_Requirement_: From the entries below, copy every line holding the word "this".

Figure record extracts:

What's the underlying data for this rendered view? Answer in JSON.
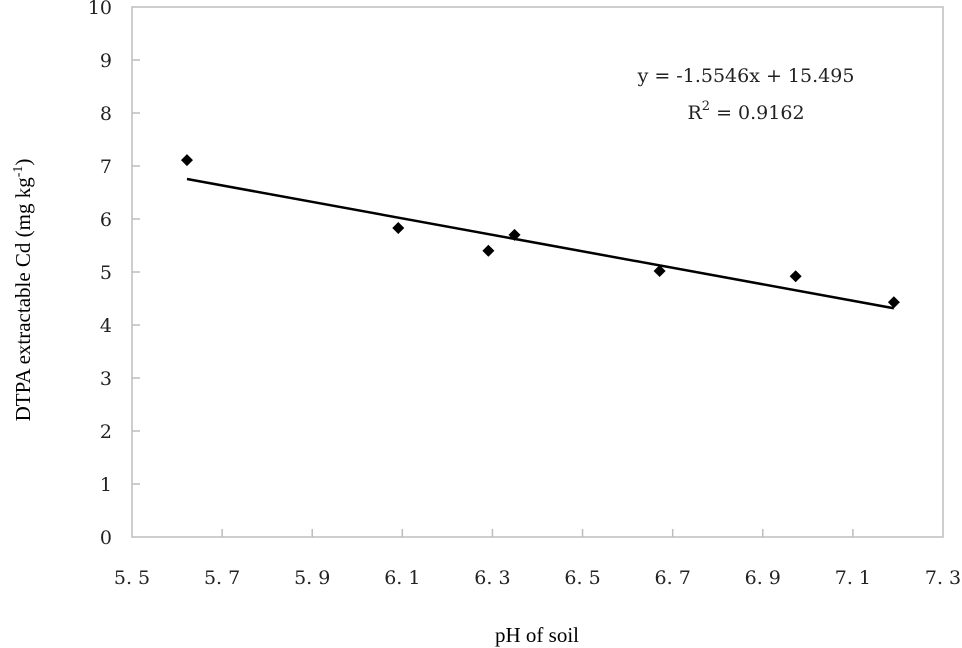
{
  "chart_data": {
    "type": "scatter",
    "title": "",
    "xlabel": "pH of soil",
    "ylabel": "DTPA extractable Cd (mg kg",
    "ylabel_sup": "-1",
    "ylabel_end": ")",
    "xlim": [
      5.5,
      7.3
    ],
    "ylim": [
      0,
      10
    ],
    "xticks": [
      "5.5",
      "5.7",
      "5.9",
      "6.1",
      "6.3",
      "6.5",
      "6.7",
      "6.9",
      "7.1",
      "7.3"
    ],
    "yticks": [
      "0",
      "1",
      "2",
      "3",
      "4",
      "5",
      "6",
      "7",
      "8",
      "9",
      "10"
    ],
    "grid": false,
    "series": [
      {
        "name": "Cd",
        "marker": "diamond",
        "color": "#000000",
        "x": [
          5.622,
          6.091,
          6.291,
          6.349,
          6.671,
          6.973,
          7.191
        ],
        "y": [
          7.11,
          5.83,
          5.4,
          5.7,
          5.02,
          4.92,
          4.43
        ]
      }
    ],
    "trendline": {
      "slope": -1.5546,
      "intercept": 15.495,
      "x_range": [
        5.622,
        7.191
      ]
    },
    "annotations": {
      "equation": "y = -1.5546x + 15.495",
      "r2_label": "R",
      "r2_sup": "2",
      "r2_value": " = 0.9162"
    }
  }
}
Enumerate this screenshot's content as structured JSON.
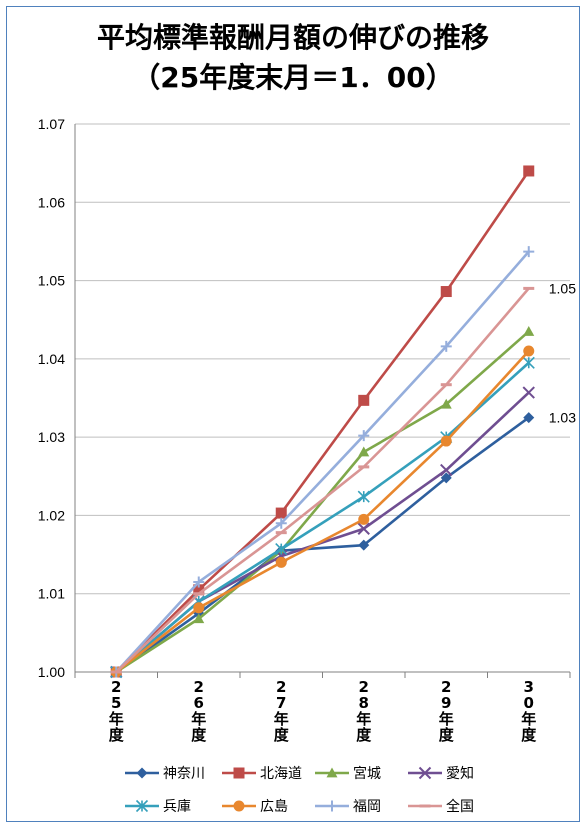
{
  "chart_data": {
    "type": "line",
    "title_line1": "平均標準報酬月額の伸びの推移",
    "title_line2": "（25年度末月＝1．00）",
    "categories": [
      [
        "2",
        "5",
        "年",
        "度"
      ],
      [
        "2",
        "6",
        "年",
        "度"
      ],
      [
        "2",
        "7",
        "年",
        "度"
      ],
      [
        "2",
        "8",
        "年",
        "度"
      ],
      [
        "2",
        "9",
        "年",
        "度"
      ],
      [
        "3",
        "0",
        "年",
        "度"
      ]
    ],
    "ylim": [
      1.0,
      1.07
    ],
    "yticks": [
      "1.00",
      "1.01",
      "1.02",
      "1.03",
      "1.04",
      "1.05",
      "1.06",
      "1.07"
    ],
    "grid": "horizontal",
    "legend_position": "bottom",
    "series": [
      {
        "name": "神奈川",
        "color": "#2e5f9e",
        "marker": "diamond",
        "values": [
          1.0,
          1.0075,
          1.0155,
          1.0162,
          1.0248,
          1.0325
        ]
      },
      {
        "name": "北海道",
        "color": "#be4b48",
        "marker": "square",
        "values": [
          1.0,
          1.0105,
          1.0203,
          1.0347,
          1.0486,
          1.064
        ]
      },
      {
        "name": "宮城",
        "color": "#7fa84a",
        "marker": "triangle",
        "values": [
          1.0,
          1.0068,
          1.0155,
          1.0281,
          1.0342,
          1.0435
        ]
      },
      {
        "name": "愛知",
        "color": "#6f4e91",
        "marker": "x",
        "values": [
          1.0,
          1.009,
          1.0148,
          1.0183,
          1.0258,
          1.0357
        ]
      },
      {
        "name": "兵庫",
        "color": "#35a0bb",
        "marker": "star",
        "values": [
          1.0,
          1.009,
          1.0157,
          1.0224,
          1.03,
          1.0395
        ]
      },
      {
        "name": "広島",
        "color": "#e8872e",
        "marker": "circle",
        "values": [
          1.0,
          1.0082,
          1.014,
          1.0195,
          1.0295,
          1.041
        ]
      },
      {
        "name": "福岡",
        "color": "#95aedc",
        "marker": "plus",
        "values": [
          1.0,
          1.0115,
          1.019,
          1.0302,
          1.0416,
          1.0537
        ]
      },
      {
        "name": "全国",
        "color": "#d99594",
        "marker": "dash",
        "values": [
          1.0,
          1.01,
          1.0178,
          1.0262,
          1.0367,
          1.049
        ]
      }
    ],
    "data_labels": [
      {
        "series_index": 7,
        "point_index": 5,
        "text": "1.05"
      },
      {
        "series_index": 0,
        "point_index": 5,
        "text": "1.03"
      }
    ]
  }
}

_Exercise solution_:
What's the underlying data for this rendered view? Answer in JSON.
Enumerate this screenshot's content as structured JSON.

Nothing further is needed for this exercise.